Retype the material that follows, keeping every word as it is.

=== Data shown ===
╔══

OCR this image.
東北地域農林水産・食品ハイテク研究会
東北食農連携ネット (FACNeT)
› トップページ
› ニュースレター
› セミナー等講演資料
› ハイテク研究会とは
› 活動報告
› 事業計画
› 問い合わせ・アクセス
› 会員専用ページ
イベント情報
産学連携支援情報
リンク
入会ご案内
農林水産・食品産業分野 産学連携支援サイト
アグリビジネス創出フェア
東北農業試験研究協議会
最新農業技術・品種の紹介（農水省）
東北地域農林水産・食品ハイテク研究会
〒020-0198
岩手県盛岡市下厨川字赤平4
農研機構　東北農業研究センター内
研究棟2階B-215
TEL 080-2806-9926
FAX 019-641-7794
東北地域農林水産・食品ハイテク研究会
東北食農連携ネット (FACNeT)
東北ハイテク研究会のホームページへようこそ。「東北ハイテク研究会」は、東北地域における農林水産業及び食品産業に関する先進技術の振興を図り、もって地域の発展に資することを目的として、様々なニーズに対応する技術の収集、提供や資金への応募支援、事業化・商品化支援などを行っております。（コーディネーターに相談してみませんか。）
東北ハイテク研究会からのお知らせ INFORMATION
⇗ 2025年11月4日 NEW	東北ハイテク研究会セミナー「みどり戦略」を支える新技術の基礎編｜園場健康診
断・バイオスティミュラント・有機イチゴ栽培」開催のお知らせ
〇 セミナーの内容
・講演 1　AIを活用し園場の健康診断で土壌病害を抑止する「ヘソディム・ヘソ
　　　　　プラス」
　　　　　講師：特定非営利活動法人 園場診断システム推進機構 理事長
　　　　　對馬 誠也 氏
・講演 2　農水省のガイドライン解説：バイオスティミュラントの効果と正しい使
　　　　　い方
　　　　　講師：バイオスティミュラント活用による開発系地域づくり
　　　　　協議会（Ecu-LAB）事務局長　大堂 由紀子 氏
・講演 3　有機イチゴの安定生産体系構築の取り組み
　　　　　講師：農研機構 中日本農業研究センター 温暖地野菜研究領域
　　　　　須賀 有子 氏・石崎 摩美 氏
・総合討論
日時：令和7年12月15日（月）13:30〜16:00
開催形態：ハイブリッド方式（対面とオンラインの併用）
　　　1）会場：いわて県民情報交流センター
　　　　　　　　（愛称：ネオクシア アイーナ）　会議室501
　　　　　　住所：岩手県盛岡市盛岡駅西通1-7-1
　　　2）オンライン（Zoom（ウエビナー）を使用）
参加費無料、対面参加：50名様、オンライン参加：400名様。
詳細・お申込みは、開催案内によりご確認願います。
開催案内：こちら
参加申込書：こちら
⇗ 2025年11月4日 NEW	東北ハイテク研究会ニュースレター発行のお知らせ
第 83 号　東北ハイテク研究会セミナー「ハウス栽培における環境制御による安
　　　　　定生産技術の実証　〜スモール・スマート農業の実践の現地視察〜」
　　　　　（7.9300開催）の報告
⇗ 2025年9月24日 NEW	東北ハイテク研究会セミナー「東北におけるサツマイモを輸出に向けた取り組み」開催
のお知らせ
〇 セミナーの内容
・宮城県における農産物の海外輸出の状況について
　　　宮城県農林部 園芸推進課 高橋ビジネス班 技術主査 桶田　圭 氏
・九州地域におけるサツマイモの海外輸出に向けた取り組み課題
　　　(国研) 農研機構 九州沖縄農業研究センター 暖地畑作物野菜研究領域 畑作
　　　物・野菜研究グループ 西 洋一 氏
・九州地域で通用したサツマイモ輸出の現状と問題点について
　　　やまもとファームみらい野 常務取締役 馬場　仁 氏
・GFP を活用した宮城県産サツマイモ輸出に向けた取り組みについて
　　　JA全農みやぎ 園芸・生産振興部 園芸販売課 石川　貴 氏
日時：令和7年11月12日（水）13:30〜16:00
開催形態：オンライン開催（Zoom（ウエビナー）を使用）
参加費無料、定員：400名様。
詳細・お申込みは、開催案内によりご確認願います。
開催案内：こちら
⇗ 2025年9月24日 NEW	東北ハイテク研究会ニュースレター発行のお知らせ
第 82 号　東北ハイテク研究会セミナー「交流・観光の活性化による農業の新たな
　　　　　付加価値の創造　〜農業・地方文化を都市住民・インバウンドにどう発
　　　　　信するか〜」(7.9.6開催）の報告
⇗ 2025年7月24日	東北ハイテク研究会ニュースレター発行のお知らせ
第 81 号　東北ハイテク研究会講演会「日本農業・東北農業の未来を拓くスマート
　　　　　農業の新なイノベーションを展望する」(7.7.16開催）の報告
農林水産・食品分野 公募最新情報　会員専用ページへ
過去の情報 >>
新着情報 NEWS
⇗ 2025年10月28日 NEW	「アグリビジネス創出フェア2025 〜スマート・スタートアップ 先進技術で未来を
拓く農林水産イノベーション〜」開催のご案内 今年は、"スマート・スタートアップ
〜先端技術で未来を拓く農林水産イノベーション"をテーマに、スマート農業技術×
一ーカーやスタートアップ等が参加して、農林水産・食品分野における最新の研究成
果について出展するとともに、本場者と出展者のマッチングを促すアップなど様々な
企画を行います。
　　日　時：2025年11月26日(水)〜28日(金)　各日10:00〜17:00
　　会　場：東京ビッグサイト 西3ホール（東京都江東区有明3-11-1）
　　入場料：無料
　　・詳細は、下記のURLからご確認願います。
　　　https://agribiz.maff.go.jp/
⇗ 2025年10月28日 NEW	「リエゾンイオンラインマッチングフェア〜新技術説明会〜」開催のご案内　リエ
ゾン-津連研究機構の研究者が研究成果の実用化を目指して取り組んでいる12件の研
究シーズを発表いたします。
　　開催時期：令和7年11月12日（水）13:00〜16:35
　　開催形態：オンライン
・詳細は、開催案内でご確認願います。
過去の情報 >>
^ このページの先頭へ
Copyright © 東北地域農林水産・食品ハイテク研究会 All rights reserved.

╚══

=== Exercise result ===
OCR this image.
東北地域農林水産・食品ハイテク研究会
東北食農連携ネット (FACNeT)
› トップページ
› ニュースレター
› セミナー等講演資料
› ハイテク研究会とは
› 活動報告
› 事業計画
› 問い合わせ・アクセス
› 会員専用ページ
イベント情報
産学連携支援情報
リンク
入会ご案内
農林水産・食品産業分野 産学連携支援サイト
アグリビジネス創出フェア
東北農業試験研究協議会
最新農業技術・品種の紹介（農水省）
東北地域農林水産・食品ハイテク研究会
〒020-0198
岩手県盛岡市下厨川字赤平4
農研機構　東北農業研究センター内
研究棟2階B-215
TEL 080-2806-9926
FAX 019-641-7794
東北地域農林水産・食品ハイテク研究会
東北食農連携ネット (FACNeT)
東北ハイテク研究会のホームページへようこそ。「東北ハイテク研究会」は、東北地域における農林水産業及び食品産業に関する先進技術の振興を図り、もって地域の発展に資することを目的として、様々なニーズに対応する技術の収集、提供や資金への応募支援、事業化・商品化支援などを行っております。（コーディネーターに相談してみませんか。）
東北ハイテク研究会からのお知らせ INFORMATION
⇗ 2025年11月4日 NEW	東北ハイテク研究会セミナー「みどり戦略」を支える新技術の基礎編｜園場健康診
断・バイオスティミュラント・有機イチゴ栽培」開催のお知らせ
〇 セミナーの内容
・講演 1　AIを活用し園場の健康診断で土壌病害を抑止する「ヘソディム・ヘソ
　　　　　プラス」
　　　　　講師：特定非営利活動法人 園場診断システム推進機構 理事長
　　　　　對馬 誠也 氏
・講演 2　農水省のガイドライン解説：バイオスティミュラントの効果と正しい使
　　　　　い方
　　　　　講師：バイオスティミュラント活用による開発系地域づくり
　　　　　協議会（Ecu-LAB）事務局長　大堂 由紀子 氏
・講演 3　有機イチゴの安定生産体系構築の取り組み
　　　　　講師：農研機構 中日本農業研究センター 温暖地野菜研究領域
　　　　　須賀 有子 氏・石崎 摩美 氏
・総合討論
日時：令和7年12月15日（月）13:30〜16:00
開催形態：ハイブリッド方式（対面とオンラインの併用）
　　　1）会場：いわて県民情報交流センター
　　　　　　　　（愛称：ネオクシア アイーナ）　会議室501
　　　　　　住所：岩手県盛岡市盛岡駅西通1-7-1
　　　2）オンライン（Zoom（ウエビナー）を使用）
参加費無料、対面参加：50名様、オンライン参加：400名様。
詳細・お申込みは、開催案内によりご確認願います。
開催案内：こちら
参加申込書：こちら
⇗ 2025年11月4日 NEW	東北ハイテク研究会ニュースレター発行のお知らせ
第 83 号　東北ハイテク研究会セミナー「ハウス栽培における環境制御による安
　　　　　定生産技術の実証　〜スモール・スマート農業の実践の現地視察〜」
　　　　　（7.9300開催）の報告
⇗ 2025年9月24日 NEW	東北ハイテク研究会セミナー「東北におけるサツマイモを輸出に向けた取り組み」開催
のお知らせ
〇 セミナーの内容
・宮城県における農産物の海外輸出の状況について
　　　宮城県農林部 園芸推進課 高橋ビジネス班 技術主査 桶田　圭 氏
・九州地域におけるサツマイモの海外輸出に向けた取り組み課題
　　　(国研) 農研機構 九州沖縄農業研究センター 暖地畑作物野菜研究領域 畑作
　　　物・野菜研究グループ 西 洋一 氏
・九州地域で通用したサツマイモ輸出の現状と問題点について
　　　やまもとファームみらい野 常務取締役 馬場　仁 氏
・GFP を活用した宮城県産サツマイモ輸出に向けた取り組みについて
　　　JA全農みやぎ 園芸・生産振興部 園芸販売課 石川　貴 氏
日時：令和7年11月12日（水）13:30〜16:00
開催形態：オンライン開催（Zoom（ウエビナー）を使用）
参加費無料、定員：400名様。
詳細・お申込みは、開催案内によりご確認願います。
開催案内：こちら
⇗ 2025年9月24日 NEW	東北ハイテク研究会ニュースレター発行のお知らせ
第 82 号　東北ハイテク研究会セミナー「交流・観光の活性化による農業の新たな
　　　　　付加価値の創造　〜農業・地方文化を都市住民・インバウンドにどう発
　　　　　信するか〜」(7.9.6開催）の報告
⇗ 2025年7月24日	東北ハイテク研究会ニュースレター発行のお知らせ
第 81 号　東北ハイテク研究会講演会「日本農業・東北農業の未来を拓くスマート
　　　　　農業の新なイノベーションを展望する」(7.7.16開催）の報告
農林水産・食品分野 公募最新情報　会員専用ページへ
過去の情報 >>
新着情報 NEWS
⇗ 2025年10月28日 NEW	「アグリビジネス創出フェア2025 〜スマート・スタートアップ 先進技術で未来を
拓く農林水産イノベーション〜」開催のご案内 今年は、"スマート・スタートアップ
〜先端技術で未来を拓く農林水産イノベーション"をテーマに、スマート農業技術×
一ーカーやスタートアップ等が参加して、農林水産・食品分野における最新の研究成
果について出展するとともに、本場者と出展者のマッチングを促すアップなど様々な
企画を行います。
　　日　時：2025年11月26日(水)〜28日(金)　各日10:00〜17:00
　　会　場：東京ビッグサイト 西3ホール（東京都江東区有明3-11-1）
　　入場料：無料
　　・詳細は、下記のURLからご確認願います。
　　　https://agribiz.maff.go.jp/
⇗ 2025年10月28日 NEW	「リエゾンイオンラインマッチングフェア〜新技術説明会〜」開催のご案内　リエ
ゾン-津連研究機構の研究者が研究成果の実用化を目指して取り組んでいる12件の研
究シーズを発表いたします。
　　開催時期：令和7年11月12日（水）13:00〜16:35
　　開催形態：オンライン
・詳細は、開催案内でご確認願います。
過去の情報 >>
^ このページの先頭へ
Copyright © 東北地域農林水産・食品ハイテク研究会 All rights reserved.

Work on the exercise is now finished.